EXERCISE DETAILS
From the passage on New York City's rental housing market, reproduce the portion between "New York City’s" and "in transitioning areas.", inclusive, substituting "well-capitalized" for "deep-pocketed".

PAGE EXTRACT
* * *
With the price of owner-occupied housing still prohibitive for most new residents, the demand for rental housing is growing. As a result, new projects are being completed at a swift pace. 12,500 new apartments are scheduled to come online in 2015, 10,000 of which will be built in Manhattan and Brooklyn, the city’s best performing submarkets. This marks a 4 percent increase in completions compared to last year, when 12,000 new units came online.
Though developers responded quickly to the demand for new rental spaces, New York City will maintain vacancy rates well under 3 percent this year—one of the lowest rates in the nation, according to Marcus & Millichap. The wave of new units expected to be delivered this year will result in a 40 basis point climb in vacancy, reaching nearly 2.7 percent. The average vacancy rate in 2014 registered a 30-basis point rise.
Effective rents will continue to push up in 2015, gaining 1.4 percent to $4,090 per month and posting the highest rental rate in the country. However, this is a slight decrease in rent growth compared to 2014 when rents rose 1.8 percent.
New York City’s stable economy will continue to lure international investors who are looking to deploy capital in safe markets. Investors will continue to be active throughout the city, especially in Manhattan, where cap rates are expected to fall below 4 percent. Many deep-pocketed buyers are expected to invest in northern and downtown Brooklyn, looking for Class B/C assets located in transitioning areas.
* * *
GIVEN MATERIAL
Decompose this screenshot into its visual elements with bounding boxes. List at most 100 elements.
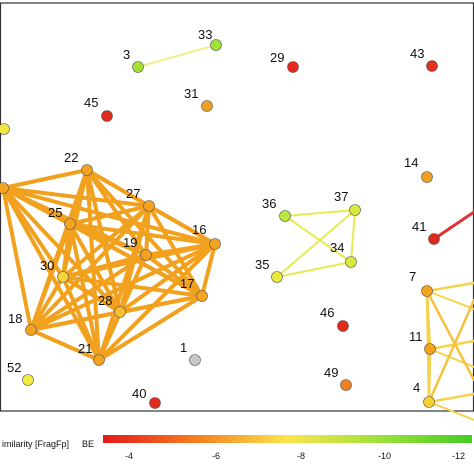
* * *
SOLUTION FOR THIS EXERCISE
New York City’s stable economy will continue to lure international investors who are looking to deploy capital in safe markets. Investors will continue to be active throughout the city, especially in Manhattan, where cap rates are expected to fall below 4 percent. Many well-capitalized buyers are expected to invest in northern and downtown Brooklyn, looking for Class B/C assets located in transitioning areas.